### Exercise description
According to the forum thread on the Ranger Regiment inductions, how many Rangers had come through the regiment's ranks since 1989?

### Excerpted passage
==*==

# Ranger Regiment inducts newest distinguished members



## 275ANGER! (Sep 26, 2008)

Good to see CSM Dotson on the list.  He was one of the few heavy hitters that I believe actually “got it”, he understood Regiment and the men that make it work.  He should have been tapped to be the Battalion CSM instead of Legg when Pallister left for RSM after all he left early retirement to comeback as the OSM.  Regiment needs to hold on to people like him instead of bringing in outsiders. I think CSM Dotson was also the reason we started sending guys down to CDQC again.  



> A small congregation of 220 people who made special contributions to the nation’s premier raid force grew when 13 Ranger veterans and other supporters were inducted as distinguished and honorary members of the 75th Ranger Regiment here, Sept. 12.
> 
> “Since 1989, 30,000 Rangers have come through our ranks,” said Col. Richard D. Clarke, 15th commander of the 75th Ranger Regiment as he addressed a room filled with Rangers, veterans, friends and families. “There are only 220 fellow Rangers and supporters who are distinguished or honorary members of the Regiment.”
> 
> ...


http://news.soc.mil/releases/News Archive/2008/September/080923-01.html


----------



## Gypsy (Sep 26, 2008)

Congrats to all!


----------



## Invictus375 (Oct 9, 2008)

Personally, I think this list is a bit of a joke. 

You've got officers that did 'maybe' 4-8 years on here...and how many NCO's that have served a decade in Battalion or more that get no recognition? It's just another accolade for their resume. Same issue I have with the RHOF...until they address that, it's credibility is lacking in my opinion...just my .02 and worth what you paid for it ;)


----------



## Boondocksaint375 (Oct 9, 2008)

Bielich gave me a no-go in Mountains and was always on my ass. 

Ahhh memories


----------

==*==

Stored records
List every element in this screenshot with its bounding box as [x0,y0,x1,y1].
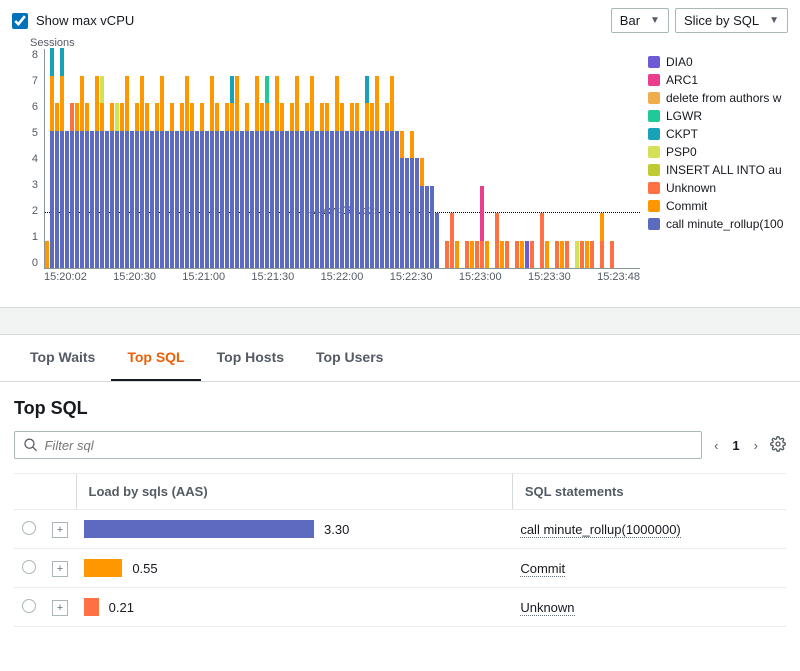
legend-swatch [648,56,660,68]
plot-area: Max vCPU: 2 [44,49,640,269]
sessions-chart: Sessions 876543210 Max vCPU: 2 15:20:021… [0,37,800,297]
legend-label: INSERT ALL INTO au [666,163,782,177]
legend-swatch [648,110,660,122]
legend-item[interactable]: LGWR [648,109,788,123]
row-select-radio[interactable] [22,560,36,574]
expand-row-button[interactable]: + [52,522,68,538]
legend-item[interactable]: delete from authors w [648,91,788,105]
pager: ‹ 1 › [714,438,758,453]
chart-type-dropdown[interactable]: Bar ▼ [611,8,669,33]
chart-legend: DIA0 ARC1 delete from authors w LGWR CKPT PSP… [648,55,788,235]
legend-swatch [648,182,660,194]
row-select-radio[interactable] [22,599,36,613]
tab-top-sql[interactable]: Top SQL [111,335,200,381]
y-axis-label: Sessions [30,37,788,49]
tab-top-waits[interactable]: Top Waits [14,335,111,381]
sql-statement-link[interactable]: Commit [520,561,565,577]
legend-swatch [648,74,660,86]
filter-input-wrap[interactable] [14,431,702,459]
legend-label: DIA0 [666,55,693,69]
load-value: 0.21 [109,600,134,615]
show-max-vcpu-checkbox[interactable]: Show max vCPU [12,13,134,29]
tabs: Top WaitsTop SQLTop HostsTop Users [0,335,800,382]
table-row: +0.55 Commit [14,549,786,588]
col-sql: SQL statements [512,474,786,510]
panel-title: Top SQL [14,398,786,419]
legend-label: Commit [666,199,707,213]
search-icon [23,437,38,453]
legend-swatch [648,218,660,230]
legend-swatch [648,128,660,140]
expand-row-button[interactable]: + [52,561,68,577]
load-value: 0.55 [132,561,157,576]
y-axis: 876543210 [12,49,42,269]
col-load: Load by sqls (AAS) [76,474,512,510]
caret-down-icon: ▼ [650,15,660,26]
caret-down-icon: ▼ [769,15,779,26]
legend-item[interactable]: INSERT ALL INTO au [648,163,788,177]
legend-label: call minute_rollup(100 [666,217,783,231]
filter-input[interactable] [44,438,693,453]
slice-by-dropdown[interactable]: Slice by SQL ▼ [675,8,788,33]
next-page-button[interactable]: › [754,438,758,453]
legend-item[interactable]: DIA0 [648,55,788,69]
legend-item[interactable]: PSP0 [648,145,788,159]
expand-row-button[interactable]: + [52,600,68,616]
legend-label: Unknown [666,181,716,195]
row-select-radio[interactable] [22,521,36,535]
prev-page-button[interactable]: ‹ [714,438,718,453]
settings-button[interactable] [770,436,786,455]
x-axis: 15:20:0215:20:3015:21:0015:21:3015:22:00… [44,271,640,289]
sql-statement-link[interactable]: call minute_rollup(1000000) [520,522,680,538]
table-row: +3.30 call minute_rollup(1000000) [14,510,786,549]
tab-top-hosts[interactable]: Top Hosts [201,335,300,381]
legend-label: LGWR [666,109,702,123]
legend-label: delete from authors w [666,91,781,105]
load-value: 3.30 [324,522,349,537]
page-number: 1 [732,438,739,453]
tab-top-users[interactable]: Top Users [300,335,399,381]
legend-label: ARC1 [666,73,698,87]
legend-swatch [648,92,660,104]
legend-item[interactable]: Commit [648,199,788,213]
legend-swatch [648,164,660,176]
table-row: +0.21 Unknown [14,588,786,627]
legend-swatch [648,146,660,158]
gear-icon [770,436,786,452]
load-bar [84,559,122,577]
legend-item[interactable]: CKPT [648,127,788,141]
show-max-vcpu-input[interactable] [12,13,28,29]
show-max-vcpu-label: Show max vCPU [36,13,134,28]
legend-label: PSP0 [666,145,697,159]
legend-item[interactable]: ARC1 [648,73,788,87]
load-bar [84,520,314,538]
legend-swatch [648,200,660,212]
legend-item[interactable]: call minute_rollup(100 [648,217,788,231]
load-bar [84,598,99,616]
legend-label: CKPT [666,127,698,141]
legend-item[interactable]: Unknown [648,181,788,195]
sql-statement-link[interactable]: Unknown [520,600,574,616]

==*==

### Worked answer
30,000